● How to complete this task: Carry on the article below about AI in radiology, starting right after its final sentence.

● Passage to read:

"We will improve the tools of AI," he said. "We must lead and not have industry impose the tools on us. We must prevent tools from being used in the wrong way and replacing the radiologist."
AI can assist at all stages -- not only in a diagnosis but also from the moment a doctor orders a test, thanks to the medical history and analysis of previous information. AI can help decide when each test should be performed, according to Solís, who is president of the organizing committee for this year's SERAM virtual meeting.
AI brings opportunities but also challenges for radiology, says Dr. Pablo Valdés Solís. Screenshots courtesy of Jana Santiburcio of the European Board of Radiology.
"In the coming years, it will improve and we will experience a paradigm shift," he noted. "There are already examples of video cameras integrated into conventional radiology machines that use complex algorithms to determine patient position and to orientate the patient. Protocols can be adapted to each patient. Ultra-short MRI sequences are being designed; in less time, better quality images are obtained and with only one image you can simulate the usual sequences."

● Exercise data:
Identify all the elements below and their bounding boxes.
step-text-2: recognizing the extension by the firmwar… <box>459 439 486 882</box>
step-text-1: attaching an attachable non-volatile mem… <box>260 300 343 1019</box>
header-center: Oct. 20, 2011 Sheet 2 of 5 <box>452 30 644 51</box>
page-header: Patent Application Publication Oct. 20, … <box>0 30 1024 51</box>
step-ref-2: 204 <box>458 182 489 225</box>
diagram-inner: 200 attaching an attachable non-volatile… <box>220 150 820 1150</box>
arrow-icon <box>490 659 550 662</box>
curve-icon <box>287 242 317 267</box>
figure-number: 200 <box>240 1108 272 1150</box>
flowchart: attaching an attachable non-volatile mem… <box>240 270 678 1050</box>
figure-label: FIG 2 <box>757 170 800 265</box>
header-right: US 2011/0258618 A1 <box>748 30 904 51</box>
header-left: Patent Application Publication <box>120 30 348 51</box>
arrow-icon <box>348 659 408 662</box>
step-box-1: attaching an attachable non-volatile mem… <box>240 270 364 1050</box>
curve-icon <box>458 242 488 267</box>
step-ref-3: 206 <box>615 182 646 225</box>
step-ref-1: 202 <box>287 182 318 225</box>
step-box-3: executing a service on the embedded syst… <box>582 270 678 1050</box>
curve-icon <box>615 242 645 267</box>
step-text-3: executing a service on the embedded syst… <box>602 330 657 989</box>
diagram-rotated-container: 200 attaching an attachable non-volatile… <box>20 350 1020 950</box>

● Task result:
For the study report, AI can be of great benefit because it can create alarms about important findings, and the radiologist will have to take them into account. AI can provide basic information, such as the calcium load in the coronary arteries and whether there is a rib fracture or a certain anomaly. This is already being done on some scanners, and it will allow radiologists to create a structured report and improve communication, Solís explained.
Quality and safety management is an invaluable help, he continued. Google, Apple, and Amazon already use these systems to optimize their services. "It is already starting to be used in a very basic way, but when we manage to interconnect centers, we will be able to see results in real-time."
Two technologies look set to be revolutionary: quantum computing (radiologists work more and more exponentially and with greater computing power) and 5G connections.
"AI will bring about a sociological change in our work," he said. "Images are now big data. Personalized medicine and advanced topics such as biomarkers will appear and we will lose control; the truth will be in the hands of machines. We will move to probabilistic medicine."
Implementation of AI can involve both ups and downs, Solís warns.
Programming itself will change and improve AI programs, and we will enter a phase that Eric Sadin, the French philosopher and author, calls 'postprogramming,' Solís commented.
A further step forward in the revolution was deep learning, particularly neural networks with a minimum of three layers. The result of each layer is passed on to the next layer.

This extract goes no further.